(Entries from a visual dataset)
^^^^
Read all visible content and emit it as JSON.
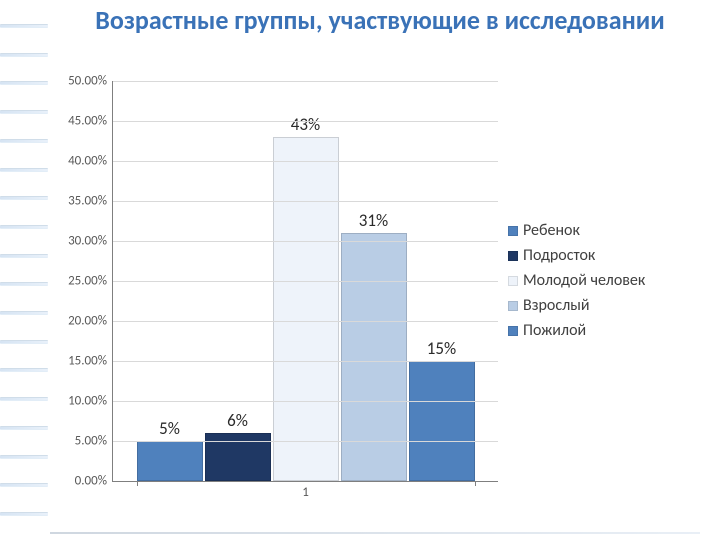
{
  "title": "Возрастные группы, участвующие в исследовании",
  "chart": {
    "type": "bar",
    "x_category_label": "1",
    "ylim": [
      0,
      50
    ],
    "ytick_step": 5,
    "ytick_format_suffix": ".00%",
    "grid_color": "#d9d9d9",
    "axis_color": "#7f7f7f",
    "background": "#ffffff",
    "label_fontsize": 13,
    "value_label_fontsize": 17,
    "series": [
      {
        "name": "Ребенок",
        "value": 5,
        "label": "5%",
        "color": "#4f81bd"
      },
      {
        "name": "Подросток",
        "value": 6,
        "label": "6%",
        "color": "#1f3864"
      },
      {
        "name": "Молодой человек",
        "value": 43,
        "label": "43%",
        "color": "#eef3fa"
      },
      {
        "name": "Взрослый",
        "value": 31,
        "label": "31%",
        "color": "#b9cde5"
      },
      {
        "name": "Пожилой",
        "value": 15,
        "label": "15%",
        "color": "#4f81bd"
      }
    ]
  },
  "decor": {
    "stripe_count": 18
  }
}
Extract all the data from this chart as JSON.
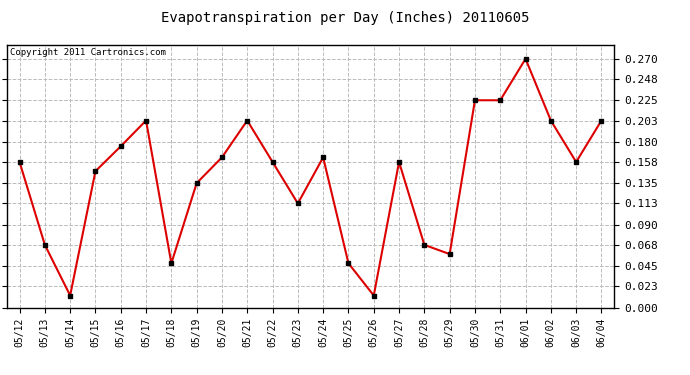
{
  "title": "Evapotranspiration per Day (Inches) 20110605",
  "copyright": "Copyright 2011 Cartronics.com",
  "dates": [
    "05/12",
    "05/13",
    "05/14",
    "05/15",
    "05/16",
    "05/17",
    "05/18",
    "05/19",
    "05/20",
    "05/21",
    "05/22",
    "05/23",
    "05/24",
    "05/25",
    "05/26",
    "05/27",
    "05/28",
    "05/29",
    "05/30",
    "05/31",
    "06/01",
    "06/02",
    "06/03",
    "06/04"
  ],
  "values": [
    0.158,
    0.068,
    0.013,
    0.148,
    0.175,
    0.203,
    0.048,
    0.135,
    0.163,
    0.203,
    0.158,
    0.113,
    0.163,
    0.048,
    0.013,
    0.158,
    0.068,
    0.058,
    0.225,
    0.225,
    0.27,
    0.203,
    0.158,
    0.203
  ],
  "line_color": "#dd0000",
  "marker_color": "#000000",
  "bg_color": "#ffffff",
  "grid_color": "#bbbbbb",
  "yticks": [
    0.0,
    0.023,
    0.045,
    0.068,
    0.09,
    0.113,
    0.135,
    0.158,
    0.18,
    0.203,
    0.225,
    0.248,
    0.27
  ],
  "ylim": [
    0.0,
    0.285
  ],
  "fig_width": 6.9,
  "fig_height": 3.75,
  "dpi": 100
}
^^^^
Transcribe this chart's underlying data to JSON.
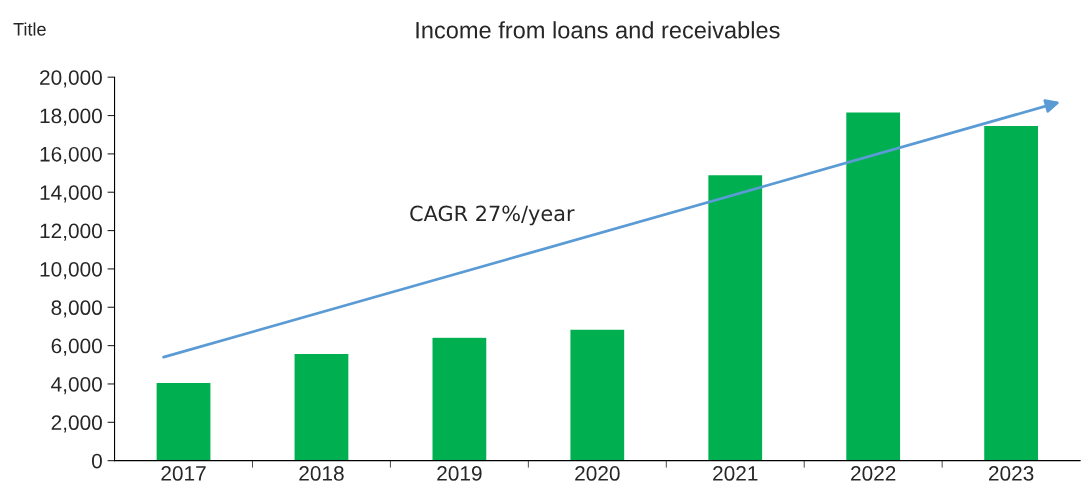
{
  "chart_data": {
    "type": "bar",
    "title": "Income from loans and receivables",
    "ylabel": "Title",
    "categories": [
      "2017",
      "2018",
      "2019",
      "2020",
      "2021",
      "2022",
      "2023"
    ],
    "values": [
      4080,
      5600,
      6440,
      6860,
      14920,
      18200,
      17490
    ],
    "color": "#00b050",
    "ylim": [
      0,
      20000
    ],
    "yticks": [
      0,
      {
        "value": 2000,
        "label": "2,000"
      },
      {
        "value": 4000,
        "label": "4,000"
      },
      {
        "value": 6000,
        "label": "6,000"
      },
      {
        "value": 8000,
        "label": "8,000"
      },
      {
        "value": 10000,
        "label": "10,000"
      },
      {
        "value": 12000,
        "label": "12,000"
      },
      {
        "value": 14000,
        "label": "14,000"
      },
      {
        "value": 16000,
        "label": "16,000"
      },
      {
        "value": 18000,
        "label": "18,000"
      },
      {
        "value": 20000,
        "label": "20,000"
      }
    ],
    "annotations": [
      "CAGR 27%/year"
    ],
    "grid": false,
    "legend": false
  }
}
^^^^
• _Given exercise_
Out of the preceding entries, pull every line containing the string "JSON".

• _Correct result_
Read all visible content and emit it as JSON.
Extract all the data from this chart as JSON.
Transcribe this chart's underlying data to JSON.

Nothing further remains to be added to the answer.